◆ Consigne a
Filtrez les entrées ci-dessous en recopiant chaque ligne qui contient la chaîne « category ».

◆ Extrait du document
Sans surprise (et ce n’est pas un reproche), les titres les moins saturés sont parmi les plus plaisants. Que ce soit Bare Bones, qui ouvre l’album avec une pétulance gospelisante, Hard Learned et son sertissage de cordes et de chœurs très seyants, ou Ain’t None Watered Down, qui oscille entre une rythmique à la Creedence et un refrain bluesy sur lequel la voix de Tyler est comme un poisson dans le whisky. Même Good Thing, desservie par son refrain fleur bleue, parvient sur ses couplets à dandiner du fondement avec un certain charme boueux. Midnight Oil est un efficace final dont le swing country rock permet au groupe de montrer ce qu’il sait faire de mieux. Les guitares sont délicieusement granuleuses, les riffs claquent, les mélodies vont droit au but, la section rythmique cabriole avec aisance, bref, tout va pour le mieux dans le meilleur des bayous. N’étant personnellement pas un mordu de southern rock, je suis forcément moins conquis par Tennessee qui, comme l’indique son titre, est le genre de rengaine sudiste qui insiste. Vraiment. Rien, absolument rien, il faut le savoir, rien du tout, mais rien, décidément, rien, rien au monde, non rien, rien de rien, je regrette, rien ne vaut Nashville, Tennessee. Le genre de sentimentalisme yankee à l’ancienne qui aura une prise moins assurée sur nous autres rejetons de la vieille Europe. Mais passons, car la chanson n’est pas foncièrement mal troussée dans son genre un peu vétuste.

◆ Consigne b
Retapez l'extrait de la critique d'album ci-dessus en entier, sans y changer un seul caractère.

◆ Données de l'exercice

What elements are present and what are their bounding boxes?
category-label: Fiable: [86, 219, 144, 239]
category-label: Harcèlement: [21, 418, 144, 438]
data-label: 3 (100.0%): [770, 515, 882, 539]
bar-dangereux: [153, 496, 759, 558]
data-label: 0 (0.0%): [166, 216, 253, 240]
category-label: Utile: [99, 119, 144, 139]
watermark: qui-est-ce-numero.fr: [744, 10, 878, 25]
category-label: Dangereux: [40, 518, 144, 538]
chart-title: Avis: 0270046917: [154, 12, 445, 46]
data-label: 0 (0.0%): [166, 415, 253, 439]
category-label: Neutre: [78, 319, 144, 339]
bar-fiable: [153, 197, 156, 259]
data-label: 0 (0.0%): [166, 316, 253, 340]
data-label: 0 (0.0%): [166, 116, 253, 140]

◆ Réponse a
category-label: Fiable: [86, 219, 144, 239]
category-label: Harcèlement: [21, 418, 144, 438]
category-label: Utile: [99, 119, 144, 139]
category-label: Dangereux: [40, 518, 144, 538]
category-label: Neutre: [78, 319, 144, 339]

◆ Réponse b
Sans surprise (et ce n’est pas un reproche), les titres les moins saturés sont parmi les plus plaisants. Que ce soit Bare Bones, qui ouvre l’album avec une pétulance gospelisante, Hard Learned et son sertissage de cordes et de chœurs très seyants, ou Ain’t None Watered Down, qui oscille entre une rythmique à la Creedence et un refrain bluesy sur lequel la voix de Tyler est comme un poisson dans le whisky. Même Good Thing, desservie par son refrain fleur bleue, parvient sur ses couplets à dandiner du fondement avec un certain charme boueux. Midnight Oil est un efficace final dont le swing country rock permet au groupe de montrer ce qu’il sait faire de mieux. Les guitares sont délicieusement granuleuses, les riffs claquent, les mélodies vont droit au but, la section rythmique cabriole avec aisance, bref, tout va pour le mieux dans le meilleur des bayous. N’étant personnellement pas un mordu de southern rock, je suis forcément moins conquis par Tennessee qui, comme l’indique son titre, est le genre de rengaine sudiste qui insiste. Vraiment. Rien, absolument rien, il faut le savoir, rien du tout, mais rien, décidément, rien, rien au monde, non rien, rien de rien, je regrette, rien ne vaut Nashville, Tennessee. Le genre de sentimentalisme yankee à l’ancienne qui aura une prise moins assurée sur nous autres rejetons de la vieille Europe. Mais passons, car la chanson n’est pas foncièrement mal troussée dans son genre un peu vétuste.